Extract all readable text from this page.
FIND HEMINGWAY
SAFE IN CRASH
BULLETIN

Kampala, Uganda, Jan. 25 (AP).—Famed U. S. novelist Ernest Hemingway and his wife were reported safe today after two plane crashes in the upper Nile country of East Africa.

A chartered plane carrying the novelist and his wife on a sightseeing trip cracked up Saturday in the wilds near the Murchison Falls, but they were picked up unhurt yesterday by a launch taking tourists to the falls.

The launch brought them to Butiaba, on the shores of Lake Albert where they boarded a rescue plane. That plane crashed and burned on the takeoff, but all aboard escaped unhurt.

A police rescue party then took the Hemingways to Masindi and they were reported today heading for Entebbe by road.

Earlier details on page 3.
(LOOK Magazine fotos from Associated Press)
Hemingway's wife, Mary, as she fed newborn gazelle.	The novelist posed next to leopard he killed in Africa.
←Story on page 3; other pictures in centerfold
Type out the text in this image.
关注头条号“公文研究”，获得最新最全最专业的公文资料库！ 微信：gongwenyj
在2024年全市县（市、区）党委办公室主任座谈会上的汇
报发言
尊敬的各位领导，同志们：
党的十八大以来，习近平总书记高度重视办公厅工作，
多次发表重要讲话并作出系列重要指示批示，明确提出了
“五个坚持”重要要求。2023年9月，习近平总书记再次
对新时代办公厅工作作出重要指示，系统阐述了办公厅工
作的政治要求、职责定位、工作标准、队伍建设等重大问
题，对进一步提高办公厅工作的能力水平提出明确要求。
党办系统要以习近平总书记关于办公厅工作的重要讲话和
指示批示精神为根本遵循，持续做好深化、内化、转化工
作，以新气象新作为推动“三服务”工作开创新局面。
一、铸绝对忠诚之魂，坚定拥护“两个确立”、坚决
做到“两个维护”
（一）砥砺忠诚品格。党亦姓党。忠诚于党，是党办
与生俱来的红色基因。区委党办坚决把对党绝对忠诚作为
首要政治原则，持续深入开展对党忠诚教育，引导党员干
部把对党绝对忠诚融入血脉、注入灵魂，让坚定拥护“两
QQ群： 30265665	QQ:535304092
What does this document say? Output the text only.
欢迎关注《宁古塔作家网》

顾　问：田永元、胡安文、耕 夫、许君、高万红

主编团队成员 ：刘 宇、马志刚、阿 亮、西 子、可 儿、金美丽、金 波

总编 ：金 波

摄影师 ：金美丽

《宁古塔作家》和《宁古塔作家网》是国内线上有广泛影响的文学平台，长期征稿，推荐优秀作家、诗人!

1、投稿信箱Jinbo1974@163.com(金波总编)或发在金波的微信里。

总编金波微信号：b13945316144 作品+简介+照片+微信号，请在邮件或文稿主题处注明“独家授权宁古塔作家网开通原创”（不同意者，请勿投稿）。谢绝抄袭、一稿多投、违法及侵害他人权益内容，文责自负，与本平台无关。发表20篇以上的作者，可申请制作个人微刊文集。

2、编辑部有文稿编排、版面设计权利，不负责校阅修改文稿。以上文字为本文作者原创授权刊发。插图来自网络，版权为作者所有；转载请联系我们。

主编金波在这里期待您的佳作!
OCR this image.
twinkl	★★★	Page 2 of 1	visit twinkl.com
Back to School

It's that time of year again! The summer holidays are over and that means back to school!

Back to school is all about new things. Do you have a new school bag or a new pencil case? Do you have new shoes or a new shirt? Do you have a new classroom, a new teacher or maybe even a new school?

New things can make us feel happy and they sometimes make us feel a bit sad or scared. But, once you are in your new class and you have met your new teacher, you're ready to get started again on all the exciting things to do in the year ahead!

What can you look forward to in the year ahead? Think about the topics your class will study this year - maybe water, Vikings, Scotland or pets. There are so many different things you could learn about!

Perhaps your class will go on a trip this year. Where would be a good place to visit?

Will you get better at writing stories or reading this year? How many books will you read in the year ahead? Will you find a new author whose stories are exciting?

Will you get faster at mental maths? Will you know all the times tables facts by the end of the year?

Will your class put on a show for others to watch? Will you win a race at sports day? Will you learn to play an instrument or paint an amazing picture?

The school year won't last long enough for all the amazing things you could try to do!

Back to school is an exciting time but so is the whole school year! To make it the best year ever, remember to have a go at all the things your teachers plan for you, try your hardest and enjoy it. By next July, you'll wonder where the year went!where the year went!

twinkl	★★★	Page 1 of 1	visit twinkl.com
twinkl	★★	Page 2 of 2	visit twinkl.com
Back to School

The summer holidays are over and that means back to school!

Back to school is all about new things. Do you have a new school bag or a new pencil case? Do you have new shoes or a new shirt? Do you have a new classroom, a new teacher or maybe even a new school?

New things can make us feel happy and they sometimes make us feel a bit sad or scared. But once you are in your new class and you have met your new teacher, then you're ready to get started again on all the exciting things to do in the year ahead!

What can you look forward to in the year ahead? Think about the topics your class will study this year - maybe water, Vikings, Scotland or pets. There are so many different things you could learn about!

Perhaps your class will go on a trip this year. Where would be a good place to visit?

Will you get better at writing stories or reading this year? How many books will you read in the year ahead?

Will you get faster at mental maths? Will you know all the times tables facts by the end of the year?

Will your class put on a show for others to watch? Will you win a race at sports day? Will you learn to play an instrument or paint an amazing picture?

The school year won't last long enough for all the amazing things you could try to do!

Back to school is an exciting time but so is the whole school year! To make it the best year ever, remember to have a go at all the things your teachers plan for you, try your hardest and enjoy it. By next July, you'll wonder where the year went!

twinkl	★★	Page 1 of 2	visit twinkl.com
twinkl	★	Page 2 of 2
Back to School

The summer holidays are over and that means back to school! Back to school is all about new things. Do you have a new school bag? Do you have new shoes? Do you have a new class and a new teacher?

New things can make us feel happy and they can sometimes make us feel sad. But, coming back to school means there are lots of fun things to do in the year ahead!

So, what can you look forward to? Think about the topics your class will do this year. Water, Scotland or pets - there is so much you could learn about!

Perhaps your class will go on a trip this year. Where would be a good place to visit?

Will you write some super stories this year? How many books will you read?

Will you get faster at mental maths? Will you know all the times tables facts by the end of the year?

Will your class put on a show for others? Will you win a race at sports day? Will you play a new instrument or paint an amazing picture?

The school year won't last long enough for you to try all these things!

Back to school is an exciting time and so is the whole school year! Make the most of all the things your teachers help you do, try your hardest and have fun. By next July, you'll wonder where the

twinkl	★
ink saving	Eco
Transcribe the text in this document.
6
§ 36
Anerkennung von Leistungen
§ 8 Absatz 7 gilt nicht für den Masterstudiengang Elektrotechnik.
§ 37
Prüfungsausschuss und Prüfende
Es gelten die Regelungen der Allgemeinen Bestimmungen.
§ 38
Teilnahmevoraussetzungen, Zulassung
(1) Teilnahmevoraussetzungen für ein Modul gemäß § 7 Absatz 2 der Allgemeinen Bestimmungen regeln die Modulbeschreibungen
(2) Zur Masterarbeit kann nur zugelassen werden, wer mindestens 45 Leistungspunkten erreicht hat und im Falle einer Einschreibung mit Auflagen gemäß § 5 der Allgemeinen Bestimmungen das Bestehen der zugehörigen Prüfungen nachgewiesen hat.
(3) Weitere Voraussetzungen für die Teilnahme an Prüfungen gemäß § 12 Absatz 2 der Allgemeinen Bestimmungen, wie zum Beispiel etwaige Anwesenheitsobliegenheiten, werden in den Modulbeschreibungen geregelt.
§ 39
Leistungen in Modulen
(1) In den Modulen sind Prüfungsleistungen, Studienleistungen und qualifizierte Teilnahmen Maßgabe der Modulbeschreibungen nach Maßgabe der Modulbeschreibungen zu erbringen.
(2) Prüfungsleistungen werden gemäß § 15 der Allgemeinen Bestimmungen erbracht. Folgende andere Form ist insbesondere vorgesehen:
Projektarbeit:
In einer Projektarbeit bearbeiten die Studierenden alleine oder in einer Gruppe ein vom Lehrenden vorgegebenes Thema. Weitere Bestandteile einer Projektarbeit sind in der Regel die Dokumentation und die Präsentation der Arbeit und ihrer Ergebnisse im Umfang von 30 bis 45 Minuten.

=-=-=

Your objective:
Scan the material above. Return every line containing the string "Modulen".

Completed exercise:
Leistungen in Modulen
(1) In den Modulen sind Prüfungsleistungen, Studienleistungen und qualifizierte Teilnahmen Maßgabe der Modulbeschreibungen nach Maßgabe der Modulbeschreibungen zu erbringen.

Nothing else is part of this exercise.